**Problem details**
Return the whole listing, keeping every character the same.

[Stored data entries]
---*---
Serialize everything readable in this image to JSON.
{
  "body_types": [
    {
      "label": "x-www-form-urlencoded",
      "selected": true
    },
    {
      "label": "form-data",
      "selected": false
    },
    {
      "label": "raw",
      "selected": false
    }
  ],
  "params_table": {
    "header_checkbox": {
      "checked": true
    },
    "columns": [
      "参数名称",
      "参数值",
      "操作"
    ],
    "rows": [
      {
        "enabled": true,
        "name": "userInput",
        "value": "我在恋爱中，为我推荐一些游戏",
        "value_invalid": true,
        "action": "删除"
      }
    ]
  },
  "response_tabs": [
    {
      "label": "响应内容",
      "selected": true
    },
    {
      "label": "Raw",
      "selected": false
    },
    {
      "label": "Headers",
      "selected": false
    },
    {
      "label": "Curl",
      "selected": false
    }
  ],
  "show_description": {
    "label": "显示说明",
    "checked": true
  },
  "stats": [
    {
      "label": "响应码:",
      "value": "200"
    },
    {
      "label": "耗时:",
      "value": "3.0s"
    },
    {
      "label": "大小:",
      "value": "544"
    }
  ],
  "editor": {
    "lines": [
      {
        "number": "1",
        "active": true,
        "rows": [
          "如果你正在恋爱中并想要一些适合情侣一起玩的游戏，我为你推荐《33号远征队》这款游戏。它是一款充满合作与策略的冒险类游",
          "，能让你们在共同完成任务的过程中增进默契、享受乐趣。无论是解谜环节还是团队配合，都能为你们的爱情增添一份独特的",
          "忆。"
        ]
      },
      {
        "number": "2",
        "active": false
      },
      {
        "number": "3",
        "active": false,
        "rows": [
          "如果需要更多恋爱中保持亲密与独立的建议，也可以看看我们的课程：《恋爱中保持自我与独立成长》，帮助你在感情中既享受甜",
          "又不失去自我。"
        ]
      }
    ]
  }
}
---*---
**The reply**
Serialize everything readable in this image to JSON.
{
  "body_types": [
    {
      "label": "x-www-form-urlencoded",
      "selected": true
    },
    {
      "label": "form-data",
      "selected": false
    },
    {
      "label": "raw",
      "selected": false
    }
  ],
  "params_table": {
    "header_checkbox": {
      "checked": true
    },
    "columns": [
      "参数名称",
      "参数值",
      "操作"
    ],
    "rows": [
      {
        "enabled": true,
        "name": "userInput",
        "value": "我在恋爱中，为我推荐一些游戏",
        "value_invalid": true,
        "action": "删除"
      }
    ]
  },
  "response_tabs": [
    {
      "label": "响应内容",
      "selected": true
    },
    {
      "label": "Raw",
      "selected": false
    },
    {
      "label": "Headers",
      "selected": false
    },
    {
      "label": "Curl",
      "selected": false
    }
  ],
  "show_description": {
    "label": "显示说明",
    "checked": true
  },
  "stats": [
    {
      "label": "响应码:",
      "value": "200"
    },
    {
      "label": "耗时:",
      "value": "3.0s"
    },
    {
      "label": "大小:",
      "value": "544"
    }
  ],
  "editor": {
    "lines": [
      {
        "number": "1",
        "active": true,
        "rows": [
          "如果你正在恋爱中并想要一些适合情侣一起玩的游戏，我为你推荐《33号远征队》这款游戏。它是一款充满合作与策略的冒险类游",
          "，能让你们在共同完成任务的过程中增进默契、享受乐趣。无论是解谜环节还是团队配合，都能为你们的爱情增添一份独特的",
          "忆。"
        ]
      },
      {
        "number": "2",
        "active": false
      },
      {
        "number": "3",
        "active": false,
        "rows": [
          "如果需要更多恋爱中保持亲密与独立的建议，也可以看看我们的课程：《恋爱中保持自我与独立成长》，帮助你在感情中既享受甜",
          "又不失去自我。"
        ]
      }
    ]
  }
}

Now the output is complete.